■ Goal ■
Output every line of the material exactly, omitting images.

■ Data listing ■
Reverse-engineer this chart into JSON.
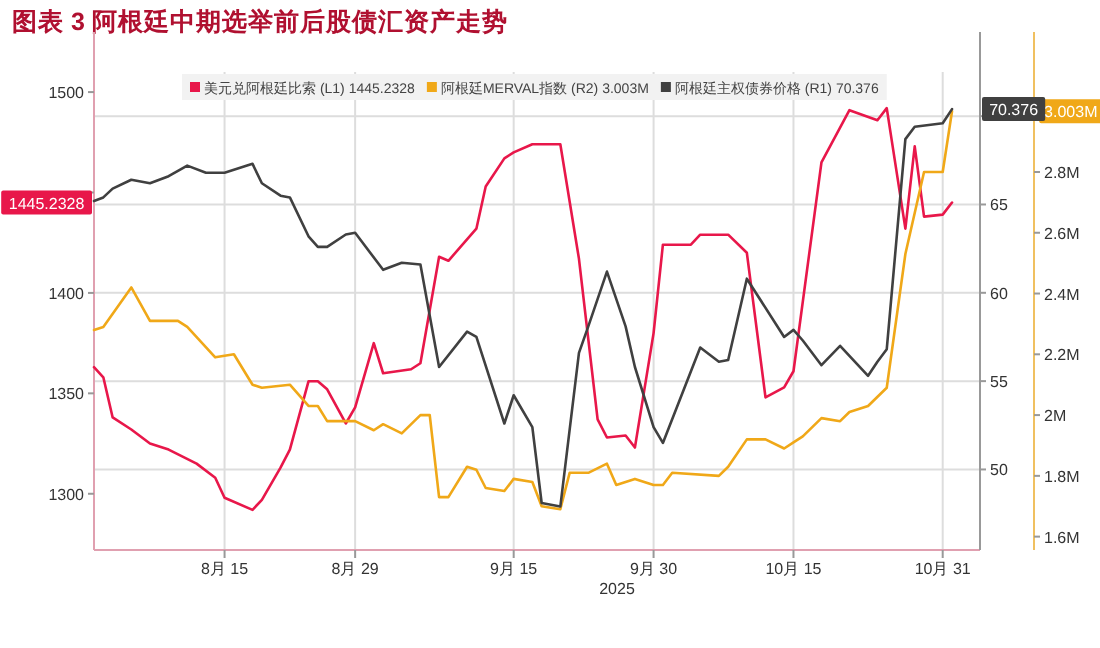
{
  "chart_data": {
    "type": "line",
    "title": "图表 3  阿根廷中期选举前后股债汇资产走势",
    "xlabel": "2025",
    "xlim": [
      "2025-08-01",
      "2025-11-04"
    ],
    "xticks": [
      {
        "value": "2025-08-15",
        "label": "8月 15"
      },
      {
        "value": "2025-08-29",
        "label": "8月 29"
      },
      {
        "value": "2025-09-15",
        "label": "9月 15"
      },
      {
        "value": "2025-09-30",
        "label": "9月 30"
      },
      {
        "value": "2025-10-15",
        "label": "10月 15"
      },
      {
        "value": "2025-10-31",
        "label": "10月 31"
      }
    ],
    "ylim": [
      1272,
      1510
    ],
    "yticks": [
      1300,
      1350,
      1400,
      {
        "value": 1450,
        "label": null
      },
      1500
    ],
    "y2lim": [
      45.44,
      72.5
    ],
    "y2ticks": [
      50,
      55,
      60,
      65,
      {
        "value": 70,
        "label": null
      }
    ],
    "y3lim": [
      1.556,
      3.129
    ],
    "y3ticks": [
      {
        "value": 1.6,
        "label": "1.6M"
      },
      {
        "value": 1.8,
        "label": "1.8M"
      },
      {
        "value": 2.0,
        "label": "2M"
      },
      {
        "value": 2.2,
        "label": "2.2M"
      },
      {
        "value": 2.4,
        "label": "2.4M"
      },
      {
        "value": 2.6,
        "label": "2.6M"
      },
      {
        "value": 2.8,
        "label": "2.8M"
      }
    ],
    "grid": true,
    "legend": "top",
    "annotations": [
      "1445.2328",
      "3.003M",
      "70.376"
    ],
    "line_style": "solid",
    "marker": "none",
    "series": [
      {
        "name": "美元兑阿根廷比索 (L1) 1445.2328",
        "color": "#e8174a",
        "axis": "y",
        "x": [
          "2025-08-01",
          "2025-08-02",
          "2025-08-03",
          "2025-08-05",
          "2025-08-07",
          "2025-08-09",
          "2025-08-12",
          "2025-08-14",
          "2025-08-15",
          "2025-08-18",
          "2025-08-19",
          "2025-08-21",
          "2025-08-22",
          "2025-08-24",
          "2025-08-25",
          "2025-08-26",
          "2025-08-28",
          "2025-08-29",
          "2025-08-31",
          "2025-09-01",
          "2025-09-04",
          "2025-09-05",
          "2025-09-07",
          "2025-09-08",
          "2025-09-11",
          "2025-09-12",
          "2025-09-14",
          "2025-09-15",
          "2025-09-17",
          "2025-09-20",
          "2025-09-22",
          "2025-09-24",
          "2025-09-25",
          "2025-09-27",
          "2025-09-28",
          "2025-09-30",
          "2025-10-01",
          "2025-10-04",
          "2025-10-05",
          "2025-10-08",
          "2025-10-10",
          "2025-10-12",
          "2025-10-14",
          "2025-10-15",
          "2025-10-18",
          "2025-10-21",
          "2025-10-24",
          "2025-10-25",
          "2025-10-27",
          "2025-10-28",
          "2025-10-29",
          "2025-10-31",
          "2025-11-01"
        ],
        "values": [
          1363,
          1358,
          1338,
          1332,
          1325,
          1322,
          1315,
          1308,
          1298,
          1292,
          1297,
          1313,
          1322,
          1356,
          1356,
          1352,
          1335,
          1343,
          1375,
          1360,
          1362,
          1365,
          1418,
          1416,
          1432,
          1453,
          1467,
          1470,
          1474,
          1474,
          1417,
          1337,
          1328,
          1329,
          1323,
          1380,
          1424,
          1424,
          1429,
          1429,
          1420,
          1348,
          1353,
          1361,
          1465,
          1491,
          1486,
          1492,
          1432,
          1473,
          1438,
          1439,
          1445
        ]
      },
      {
        "name": "阿根廷MERVAL指数 (R2) 3.003M",
        "color": "#f0a818",
        "axis": "y3",
        "x": [
          "2025-08-01",
          "2025-08-02",
          "2025-08-05",
          "2025-08-07",
          "2025-08-10",
          "2025-08-11",
          "2025-08-14",
          "2025-08-16",
          "2025-08-18",
          "2025-08-19",
          "2025-08-22",
          "2025-08-24",
          "2025-08-25",
          "2025-08-26",
          "2025-08-29",
          "2025-08-31",
          "2025-09-01",
          "2025-09-03",
          "2025-09-05",
          "2025-09-06",
          "2025-09-07",
          "2025-09-08",
          "2025-09-10",
          "2025-09-11",
          "2025-09-12",
          "2025-09-14",
          "2025-09-15",
          "2025-09-17",
          "2025-09-18",
          "2025-09-20",
          "2025-09-21",
          "2025-09-23",
          "2025-09-25",
          "2025-09-26",
          "2025-09-28",
          "2025-09-30",
          "2025-10-01",
          "2025-10-02",
          "2025-10-07",
          "2025-10-08",
          "2025-10-10",
          "2025-10-12",
          "2025-10-14",
          "2025-10-15",
          "2025-10-16",
          "2025-10-18",
          "2025-10-20",
          "2025-10-21",
          "2025-10-23",
          "2025-10-25",
          "2025-10-27",
          "2025-10-29",
          "2025-10-31",
          "2025-11-01"
        ],
        "values": [
          2.28,
          2.29,
          2.42,
          2.31,
          2.31,
          2.29,
          2.19,
          2.2,
          2.1,
          2.09,
          2.1,
          2.03,
          2.03,
          1.98,
          1.98,
          1.95,
          1.97,
          1.94,
          2.0,
          2.0,
          1.73,
          1.73,
          1.83,
          1.82,
          1.76,
          1.75,
          1.79,
          1.78,
          1.7,
          1.69,
          1.81,
          1.81,
          1.84,
          1.77,
          1.79,
          1.77,
          1.77,
          1.81,
          1.8,
          1.83,
          1.92,
          1.92,
          1.89,
          1.91,
          1.93,
          1.99,
          1.98,
          2.01,
          2.03,
          2.09,
          2.53,
          2.8,
          2.8,
          3.0
        ]
      },
      {
        "name": "阿根廷主权债券价格 (R1) 70.376",
        "color": "#404040",
        "axis": "y2",
        "x": [
          "2025-08-01",
          "2025-08-02",
          "2025-08-03",
          "2025-08-05",
          "2025-08-07",
          "2025-08-09",
          "2025-08-11",
          "2025-08-13",
          "2025-08-15",
          "2025-08-18",
          "2025-08-19",
          "2025-08-21",
          "2025-08-22",
          "2025-08-24",
          "2025-08-25",
          "2025-08-26",
          "2025-08-28",
          "2025-08-29",
          "2025-09-01",
          "2025-09-03",
          "2025-09-05",
          "2025-09-07",
          "2025-09-10",
          "2025-09-11",
          "2025-09-14",
          "2025-09-15",
          "2025-09-17",
          "2025-09-18",
          "2025-09-20",
          "2025-09-22",
          "2025-09-23",
          "2025-09-25",
          "2025-09-27",
          "2025-09-28",
          "2025-09-30",
          "2025-10-01",
          "2025-10-05",
          "2025-10-07",
          "2025-10-08",
          "2025-10-10",
          "2025-10-14",
          "2025-10-15",
          "2025-10-16",
          "2025-10-18",
          "2025-10-20",
          "2025-10-23",
          "2025-10-24",
          "2025-10-25",
          "2025-10-27",
          "2025-10-28",
          "2025-10-31",
          "2025-11-01"
        ],
        "values": [
          65.2,
          65.4,
          65.9,
          66.4,
          66.2,
          66.6,
          67.2,
          66.8,
          66.8,
          67.3,
          66.2,
          65.5,
          65.4,
          63.2,
          62.6,
          62.6,
          63.3,
          63.4,
          61.3,
          61.7,
          61.6,
          55.8,
          57.8,
          57.5,
          52.6,
          54.2,
          52.4,
          48.1,
          47.9,
          56.6,
          58.1,
          61.2,
          58.1,
          55.8,
          52.4,
          51.5,
          56.9,
          56.1,
          56.2,
          60.8,
          57.5,
          57.9,
          57.3,
          55.9,
          57.0,
          55.3,
          56.1,
          56.8,
          68.7,
          69.4,
          69.6,
          70.4
        ]
      }
    ]
  }
}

■ Task answer ■
Reverse-engineer this chart into JSON.
{
  "chart_data": {
    "type": "line",
    "title": "图表 3  阿根廷中期选举前后股债汇资产走势",
    "xlabel": "2025",
    "xlim": [
      "2025-08-01",
      "2025-11-04"
    ],
    "xticks": [
      {
        "value": "2025-08-15",
        "label": "8月 15"
      },
      {
        "value": "2025-08-29",
        "label": "8月 29"
      },
      {
        "value": "2025-09-15",
        "label": "9月 15"
      },
      {
        "value": "2025-09-30",
        "label": "9月 30"
      },
      {
        "value": "2025-10-15",
        "label": "10月 15"
      },
      {
        "value": "2025-10-31",
        "label": "10月 31"
      }
    ],
    "ylim": [
      1272,
      1510
    ],
    "yticks": [
      1300,
      1350,
      1400,
      {
        "value": 1450,
        "label": null
      },
      1500
    ],
    "y2lim": [
      45.44,
      72.5
    ],
    "y2ticks": [
      50,
      55,
      60,
      65,
      {
        "value": 70,
        "label": null
      }
    ],
    "y3lim": [
      1.556,
      3.129
    ],
    "y3ticks": [
      {
        "value": 1.6,
        "label": "1.6M"
      },
      {
        "value": 1.8,
        "label": "1.8M"
      },
      {
        "value": 2.0,
        "label": "2M"
      },
      {
        "value": 2.2,
        "label": "2.2M"
      },
      {
        "value": 2.4,
        "label": "2.4M"
      },
      {
        "value": 2.6,
        "label": "2.6M"
      },
      {
        "value": 2.8,
        "label": "2.8M"
      }
    ],
    "grid": true,
    "legend": "top",
    "annotations": [
      "1445.2328",
      "3.003M",
      "70.376"
    ],
    "line_style": "solid",
    "marker": "none",
    "series": [
      {
        "name": "美元兑阿根廷比索 (L1) 1445.2328",
        "color": "#e8174a",
        "axis": "y",
        "x": [
          "2025-08-01",
          "2025-08-02",
          "2025-08-03",
          "2025-08-05",
          "2025-08-07",
          "2025-08-09",
          "2025-08-12",
          "2025-08-14",
          "2025-08-15",
          "2025-08-18",
          "2025-08-19",
          "2025-08-21",
          "2025-08-22",
          "2025-08-24",
          "2025-08-25",
          "2025-08-26",
          "2025-08-28",
          "2025-08-29",
          "2025-08-31",
          "2025-09-01",
          "2025-09-04",
          "2025-09-05",
          "2025-09-07",
          "2025-09-08",
          "2025-09-11",
          "2025-09-12",
          "2025-09-14",
          "2025-09-15",
          "2025-09-17",
          "2025-09-20",
          "2025-09-22",
          "2025-09-24",
          "2025-09-25",
          "2025-09-27",
          "2025-09-28",
          "2025-09-30",
          "2025-10-01",
          "2025-10-04",
          "2025-10-05",
          "2025-10-08",
          "2025-10-10",
          "2025-10-12",
          "2025-10-14",
          "2025-10-15",
          "2025-10-18",
          "2025-10-21",
          "2025-10-24",
          "2025-10-25",
          "2025-10-27",
          "2025-10-28",
          "2025-10-29",
          "2025-10-31",
          "2025-11-01"
        ],
        "values": [
          1363,
          1358,
          1338,
          1332,
          1325,
          1322,
          1315,
          1308,
          1298,
          1292,
          1297,
          1313,
          1322,
          1356,
          1356,
          1352,
          1335,
          1343,
          1375,
          1360,
          1362,
          1365,
          1418,
          1416,
          1432,
          1453,
          1467,
          1470,
          1474,
          1474,
          1417,
          1337,
          1328,
          1329,
          1323,
          1380,
          1424,
          1424,
          1429,
          1429,
          1420,
          1348,
          1353,
          1361,
          1465,
          1491,
          1486,
          1492,
          1432,
          1473,
          1438,
          1439,
          1445
        ]
      },
      {
        "name": "阿根廷MERVAL指数 (R2) 3.003M",
        "color": "#f0a818",
        "axis": "y3",
        "x": [
          "2025-08-01",
          "2025-08-02",
          "2025-08-05",
          "2025-08-07",
          "2025-08-10",
          "2025-08-11",
          "2025-08-14",
          "2025-08-16",
          "2025-08-18",
          "2025-08-19",
          "2025-08-22",
          "2025-08-24",
          "2025-08-25",
          "2025-08-26",
          "2025-08-29",
          "2025-08-31",
          "2025-09-01",
          "2025-09-03",
          "2025-09-05",
          "2025-09-06",
          "2025-09-07",
          "2025-09-08",
          "2025-09-10",
          "2025-09-11",
          "2025-09-12",
          "2025-09-14",
          "2025-09-15",
          "2025-09-17",
          "2025-09-18",
          "2025-09-20",
          "2025-09-21",
          "2025-09-23",
          "2025-09-25",
          "2025-09-26",
          "2025-09-28",
          "2025-09-30",
          "2025-10-01",
          "2025-10-02",
          "2025-10-07",
          "2025-10-08",
          "2025-10-10",
          "2025-10-12",
          "2025-10-14",
          "2025-10-15",
          "2025-10-16",
          "2025-10-18",
          "2025-10-20",
          "2025-10-21",
          "2025-10-23",
          "2025-10-25",
          "2025-10-27",
          "2025-10-29",
          "2025-10-31",
          "2025-11-01"
        ],
        "values": [
          2.28,
          2.29,
          2.42,
          2.31,
          2.31,
          2.29,
          2.19,
          2.2,
          2.1,
          2.09,
          2.1,
          2.03,
          2.03,
          1.98,
          1.98,
          1.95,
          1.97,
          1.94,
          2.0,
          2.0,
          1.73,
          1.73,
          1.83,
          1.82,
          1.76,
          1.75,
          1.79,
          1.78,
          1.7,
          1.69,
          1.81,
          1.81,
          1.84,
          1.77,
          1.79,
          1.77,
          1.77,
          1.81,
          1.8,
          1.83,
          1.92,
          1.92,
          1.89,
          1.91,
          1.93,
          1.99,
          1.98,
          2.01,
          2.03,
          2.09,
          2.53,
          2.8,
          2.8,
          3.0
        ]
      },
      {
        "name": "阿根廷主权债券价格 (R1) 70.376",
        "color": "#404040",
        "axis": "y2",
        "x": [
          "2025-08-01",
          "2025-08-02",
          "2025-08-03",
          "2025-08-05",
          "2025-08-07",
          "2025-08-09",
          "2025-08-11",
          "2025-08-13",
          "2025-08-15",
          "2025-08-18",
          "2025-08-19",
          "2025-08-21",
          "2025-08-22",
          "2025-08-24",
          "2025-08-25",
          "2025-08-26",
          "2025-08-28",
          "2025-08-29",
          "2025-09-01",
          "2025-09-03",
          "2025-09-05",
          "2025-09-07",
          "2025-09-10",
          "2025-09-11",
          "2025-09-14",
          "2025-09-15",
          "2025-09-17",
          "2025-09-18",
          "2025-09-20",
          "2025-09-22",
          "2025-09-23",
          "2025-09-25",
          "2025-09-27",
          "2025-09-28",
          "2025-09-30",
          "2025-10-01",
          "2025-10-05",
          "2025-10-07",
          "2025-10-08",
          "2025-10-10",
          "2025-10-14",
          "2025-10-15",
          "2025-10-16",
          "2025-10-18",
          "2025-10-20",
          "2025-10-23",
          "2025-10-24",
          "2025-10-25",
          "2025-10-27",
          "2025-10-28",
          "2025-10-31",
          "2025-11-01"
        ],
        "values": [
          65.2,
          65.4,
          65.9,
          66.4,
          66.2,
          66.6,
          67.2,
          66.8,
          66.8,
          67.3,
          66.2,
          65.5,
          65.4,
          63.2,
          62.6,
          62.6,
          63.3,
          63.4,
          61.3,
          61.7,
          61.6,
          55.8,
          57.8,
          57.5,
          52.6,
          54.2,
          52.4,
          48.1,
          47.9,
          56.6,
          58.1,
          61.2,
          58.1,
          55.8,
          52.4,
          51.5,
          56.9,
          56.1,
          56.2,
          60.8,
          57.5,
          57.9,
          57.3,
          55.9,
          57.0,
          55.3,
          56.1,
          56.8,
          68.7,
          69.4,
          69.6,
          70.4
        ]
      }
    ]
  }
}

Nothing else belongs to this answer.